### Selected excerpt ###

# Need a recommendation for a Ti Frame, Merlin CR ?



## BenH

I'm looking for a used frame I can get under $1800. I've seen several Merlin Extralights used and even new for around $1200 but have seen comments that the frames may be a bit dated as in bad old flexy ti. I also see Spectrum's come up for sale. Seems like the prices are all over the board.

I've seen fewer CR's out there for a bit more but in the same neighborhood. It's hard to tell the differences in the two frames based on the Merlin site descriptions other than the CR seems to be targeted at a lower price range.

The Litespeed Archon looks extremely interesting but other than two on eBay that already sold, I can scarcely find one.

I'm looking for an all around road bike. I'd love it to be at least reasonably stiff by a modern 2008 high end road bike criteria but of course soak up crappy roads better. I'm 5'10 162lb and ride on Seattle's crappy roads. I do otherwise love to do long climbs and formerly rode Trek 5500, 5900's. I have a Roubaix now and am also considering a Look 585 (yeah, I know they're VERY different).


----------



## cpark

Lood for a Serotta Legend on eBay.
I scored a barely used one (with full Dura Ace) last year for $1700.....


----------



## Juanmoretime

Also look for either a Titus Solera or a Lynskey r320. Both are excellent frames with the nod going to the Lynskey.


----------



## BenH

Thanks, that helps alot.

What's the word on the Merlin's anyway. Anyone ride a CR 3.2/5 ?


----------



## socrates

I have been riding my Works CR for just over a year now. I am over the moon with it. Dont listen to the flexy stories about ti. Many riders in the pro peloton have used and are still using re-badged ti bikes.You can access Cycling Weekly's report on the CR on the net or I believe it is also printed on the Merlin website. Google it and you will find another couple of independent reports. Best of luck.

### Data rows ###

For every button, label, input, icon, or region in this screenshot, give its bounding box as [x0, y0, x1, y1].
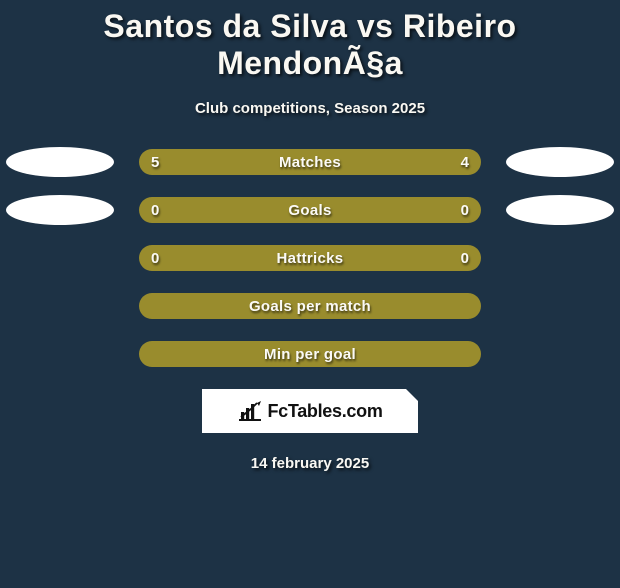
player-marker-left: [6, 147, 114, 177]
stat-label: Hattricks: [277, 250, 344, 267]
stat-value-right: 0: [461, 250, 469, 267]
stat-row: 0 Hattricks 0: [0, 245, 620, 271]
brand-name: FcTables.com: [267, 401, 382, 422]
bar-chart-icon: [237, 400, 263, 422]
stat-value-left: 0: [151, 250, 159, 267]
stat-row: Min per goal: [0, 341, 620, 367]
player-marker-left: [6, 195, 114, 225]
stat-label: Min per goal: [264, 346, 356, 363]
stat-row: 5 Matches 4: [0, 149, 620, 175]
date-text: 14 february 2025: [0, 455, 620, 472]
stat-label: Goals: [288, 202, 331, 219]
stat-bar: 0 Hattricks 0: [139, 245, 481, 271]
stat-bar: Goals per match: [139, 293, 481, 319]
brand-logo-box: FcTables.com: [202, 389, 418, 433]
stat-row: 0 Goals 0: [0, 197, 620, 223]
stat-value-left: 5: [151, 154, 159, 171]
page-title: Santos da Silva vs Ribeiro MendonÃ§a: [0, 8, 620, 82]
stat-value-right: 0: [461, 202, 469, 219]
stat-label: Matches: [279, 154, 341, 171]
player-marker-right: [506, 195, 614, 225]
stat-label: Goals per match: [249, 298, 371, 315]
subtitle: Club competitions, Season 2025: [0, 100, 620, 117]
stat-rows: 5 Matches 4 0 Goals 0 0 Hattricks 0 Goals per mat…: [0, 149, 620, 367]
stat-value-right: 4: [461, 154, 469, 171]
stat-bar: 0 Goals 0: [139, 197, 481, 223]
stat-bar: 5 Matches 4: [139, 149, 481, 175]
stat-bar: Min per goal: [139, 341, 481, 367]
stat-row: Goals per match: [0, 293, 620, 319]
player-marker-right: [506, 147, 614, 177]
stat-value-left: 0: [151, 202, 159, 219]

###

*Things to do:*
- a) From the titanium frame thread, copy the part that opens with the words containing "## Juanmoretime" and closes with "that helps alot.".
- b) In the titanium frame thread, what reason does socrates give for ignoring the flexy stories about ti?

*Answers given:*
- a)
## Juanmoretime

Also look for either a Titus Solera or a Lynskey r320. Both are excellent frames with the nod going to the Lynskey.


----------



## BenH

Thanks, that helps alot.

- b) Many riders in the pro peloton have used re-badged ti bikes and are still using them.